- REQUIREMENT
Check every line of the entries that follow, and copy the ones containing "Mittelallalin".

PROVIDED DATA start

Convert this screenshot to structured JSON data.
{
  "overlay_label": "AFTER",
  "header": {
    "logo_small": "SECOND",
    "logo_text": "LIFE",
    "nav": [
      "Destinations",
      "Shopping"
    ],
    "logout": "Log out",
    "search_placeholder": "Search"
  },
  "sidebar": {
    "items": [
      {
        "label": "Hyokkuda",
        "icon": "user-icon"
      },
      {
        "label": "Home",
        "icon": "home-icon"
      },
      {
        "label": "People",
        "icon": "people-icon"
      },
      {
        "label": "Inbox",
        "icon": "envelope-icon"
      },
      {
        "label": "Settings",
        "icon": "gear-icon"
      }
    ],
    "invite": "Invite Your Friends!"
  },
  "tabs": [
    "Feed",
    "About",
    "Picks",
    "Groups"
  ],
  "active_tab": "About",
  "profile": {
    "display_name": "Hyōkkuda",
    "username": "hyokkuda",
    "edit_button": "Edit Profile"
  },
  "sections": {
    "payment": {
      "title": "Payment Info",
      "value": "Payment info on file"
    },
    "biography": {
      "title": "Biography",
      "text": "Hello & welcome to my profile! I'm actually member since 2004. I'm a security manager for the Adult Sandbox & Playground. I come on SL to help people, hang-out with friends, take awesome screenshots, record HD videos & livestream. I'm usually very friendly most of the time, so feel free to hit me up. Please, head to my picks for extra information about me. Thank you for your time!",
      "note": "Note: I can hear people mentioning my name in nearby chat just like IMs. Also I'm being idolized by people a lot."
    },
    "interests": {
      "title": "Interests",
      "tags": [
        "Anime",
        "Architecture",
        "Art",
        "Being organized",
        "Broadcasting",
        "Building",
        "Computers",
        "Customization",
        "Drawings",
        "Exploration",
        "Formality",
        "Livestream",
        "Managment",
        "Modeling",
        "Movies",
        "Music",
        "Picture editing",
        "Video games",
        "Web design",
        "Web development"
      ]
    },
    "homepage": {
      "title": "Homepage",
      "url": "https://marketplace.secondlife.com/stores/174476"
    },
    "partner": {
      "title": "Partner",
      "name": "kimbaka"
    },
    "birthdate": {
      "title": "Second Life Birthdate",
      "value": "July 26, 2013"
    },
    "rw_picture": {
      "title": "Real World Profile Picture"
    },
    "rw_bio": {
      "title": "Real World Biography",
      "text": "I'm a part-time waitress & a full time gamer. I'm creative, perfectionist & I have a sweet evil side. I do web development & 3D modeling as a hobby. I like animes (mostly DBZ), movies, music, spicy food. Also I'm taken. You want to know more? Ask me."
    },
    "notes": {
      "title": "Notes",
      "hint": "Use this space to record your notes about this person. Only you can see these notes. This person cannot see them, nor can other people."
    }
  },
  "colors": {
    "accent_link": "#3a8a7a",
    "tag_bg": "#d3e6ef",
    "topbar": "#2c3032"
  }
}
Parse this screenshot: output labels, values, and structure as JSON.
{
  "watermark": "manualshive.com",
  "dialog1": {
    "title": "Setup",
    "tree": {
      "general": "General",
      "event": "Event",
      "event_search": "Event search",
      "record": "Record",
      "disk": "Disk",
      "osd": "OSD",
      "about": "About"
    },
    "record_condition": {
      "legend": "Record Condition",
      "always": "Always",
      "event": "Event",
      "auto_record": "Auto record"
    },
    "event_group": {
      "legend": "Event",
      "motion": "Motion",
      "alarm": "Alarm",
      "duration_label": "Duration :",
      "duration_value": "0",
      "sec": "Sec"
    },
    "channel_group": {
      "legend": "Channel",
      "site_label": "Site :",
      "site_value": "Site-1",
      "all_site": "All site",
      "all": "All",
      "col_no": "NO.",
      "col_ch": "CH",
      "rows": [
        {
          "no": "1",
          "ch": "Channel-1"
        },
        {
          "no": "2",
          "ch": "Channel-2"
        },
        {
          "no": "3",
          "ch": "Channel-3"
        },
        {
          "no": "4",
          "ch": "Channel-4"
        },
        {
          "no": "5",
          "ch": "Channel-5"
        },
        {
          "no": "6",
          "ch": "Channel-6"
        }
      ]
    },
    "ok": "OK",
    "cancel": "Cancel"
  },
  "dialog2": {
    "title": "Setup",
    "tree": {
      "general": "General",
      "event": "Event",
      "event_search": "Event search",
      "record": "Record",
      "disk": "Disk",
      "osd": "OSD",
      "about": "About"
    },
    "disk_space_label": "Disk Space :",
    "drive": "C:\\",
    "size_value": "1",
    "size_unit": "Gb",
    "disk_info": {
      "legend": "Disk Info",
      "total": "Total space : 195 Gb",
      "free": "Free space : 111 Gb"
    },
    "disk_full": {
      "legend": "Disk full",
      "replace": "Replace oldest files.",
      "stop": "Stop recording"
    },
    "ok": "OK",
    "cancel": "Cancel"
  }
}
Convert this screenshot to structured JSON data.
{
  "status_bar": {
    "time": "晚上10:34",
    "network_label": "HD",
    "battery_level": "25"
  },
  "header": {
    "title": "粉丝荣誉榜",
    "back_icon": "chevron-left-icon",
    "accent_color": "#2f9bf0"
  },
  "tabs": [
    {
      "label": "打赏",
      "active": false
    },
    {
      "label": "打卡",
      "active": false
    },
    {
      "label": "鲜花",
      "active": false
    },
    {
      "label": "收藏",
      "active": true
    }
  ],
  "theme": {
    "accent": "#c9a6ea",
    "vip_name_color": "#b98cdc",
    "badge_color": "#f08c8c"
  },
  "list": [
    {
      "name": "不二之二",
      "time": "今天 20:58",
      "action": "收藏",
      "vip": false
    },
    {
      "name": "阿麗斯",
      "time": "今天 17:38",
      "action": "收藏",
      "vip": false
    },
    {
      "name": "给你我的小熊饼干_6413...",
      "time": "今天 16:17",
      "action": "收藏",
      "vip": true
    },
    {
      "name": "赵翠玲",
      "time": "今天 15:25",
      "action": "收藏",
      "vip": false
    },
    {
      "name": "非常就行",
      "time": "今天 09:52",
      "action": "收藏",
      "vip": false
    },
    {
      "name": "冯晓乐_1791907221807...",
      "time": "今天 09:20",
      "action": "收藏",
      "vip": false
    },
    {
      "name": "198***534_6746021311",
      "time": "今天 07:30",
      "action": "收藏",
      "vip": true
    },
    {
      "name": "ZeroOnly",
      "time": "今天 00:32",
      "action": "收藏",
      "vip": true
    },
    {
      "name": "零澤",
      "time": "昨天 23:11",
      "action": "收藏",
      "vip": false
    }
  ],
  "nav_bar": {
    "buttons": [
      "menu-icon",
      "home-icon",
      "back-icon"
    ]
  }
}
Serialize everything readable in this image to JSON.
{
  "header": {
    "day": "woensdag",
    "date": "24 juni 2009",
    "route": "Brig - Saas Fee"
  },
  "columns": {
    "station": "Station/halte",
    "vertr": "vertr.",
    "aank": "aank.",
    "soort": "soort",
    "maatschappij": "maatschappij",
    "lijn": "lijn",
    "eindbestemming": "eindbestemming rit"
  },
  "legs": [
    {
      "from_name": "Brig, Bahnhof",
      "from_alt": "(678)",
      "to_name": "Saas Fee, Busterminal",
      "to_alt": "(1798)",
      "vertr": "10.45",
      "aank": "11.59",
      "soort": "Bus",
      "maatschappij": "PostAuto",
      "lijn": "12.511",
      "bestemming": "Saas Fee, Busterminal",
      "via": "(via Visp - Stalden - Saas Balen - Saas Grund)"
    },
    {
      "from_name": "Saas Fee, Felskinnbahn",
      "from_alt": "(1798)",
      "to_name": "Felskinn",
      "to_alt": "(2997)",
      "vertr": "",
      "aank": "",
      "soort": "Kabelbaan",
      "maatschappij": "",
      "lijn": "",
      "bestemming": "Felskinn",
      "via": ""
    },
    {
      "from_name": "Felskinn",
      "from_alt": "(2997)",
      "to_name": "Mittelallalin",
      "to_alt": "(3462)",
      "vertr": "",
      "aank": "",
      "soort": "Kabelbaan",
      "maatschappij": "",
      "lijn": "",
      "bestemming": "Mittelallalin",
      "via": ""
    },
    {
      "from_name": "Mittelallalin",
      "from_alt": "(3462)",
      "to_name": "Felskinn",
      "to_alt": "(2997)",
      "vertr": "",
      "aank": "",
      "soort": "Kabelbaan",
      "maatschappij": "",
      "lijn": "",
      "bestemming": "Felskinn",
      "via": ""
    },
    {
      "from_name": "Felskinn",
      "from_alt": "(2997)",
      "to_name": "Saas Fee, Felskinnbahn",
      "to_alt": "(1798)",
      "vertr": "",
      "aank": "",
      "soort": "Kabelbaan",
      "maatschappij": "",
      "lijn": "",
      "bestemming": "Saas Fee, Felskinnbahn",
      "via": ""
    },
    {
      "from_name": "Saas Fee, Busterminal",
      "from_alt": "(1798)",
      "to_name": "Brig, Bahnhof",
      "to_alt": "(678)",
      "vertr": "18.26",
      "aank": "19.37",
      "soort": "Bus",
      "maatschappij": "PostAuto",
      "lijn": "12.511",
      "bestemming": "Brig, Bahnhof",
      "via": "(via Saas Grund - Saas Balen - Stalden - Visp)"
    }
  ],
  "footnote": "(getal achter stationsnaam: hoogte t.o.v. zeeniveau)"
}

PROVIDED DATA end

- THE OUTPUT
      "to_name": "Mittelallalin",
      "bestemming": "Mittelallalin",
      "from_name": "Mittelallalin",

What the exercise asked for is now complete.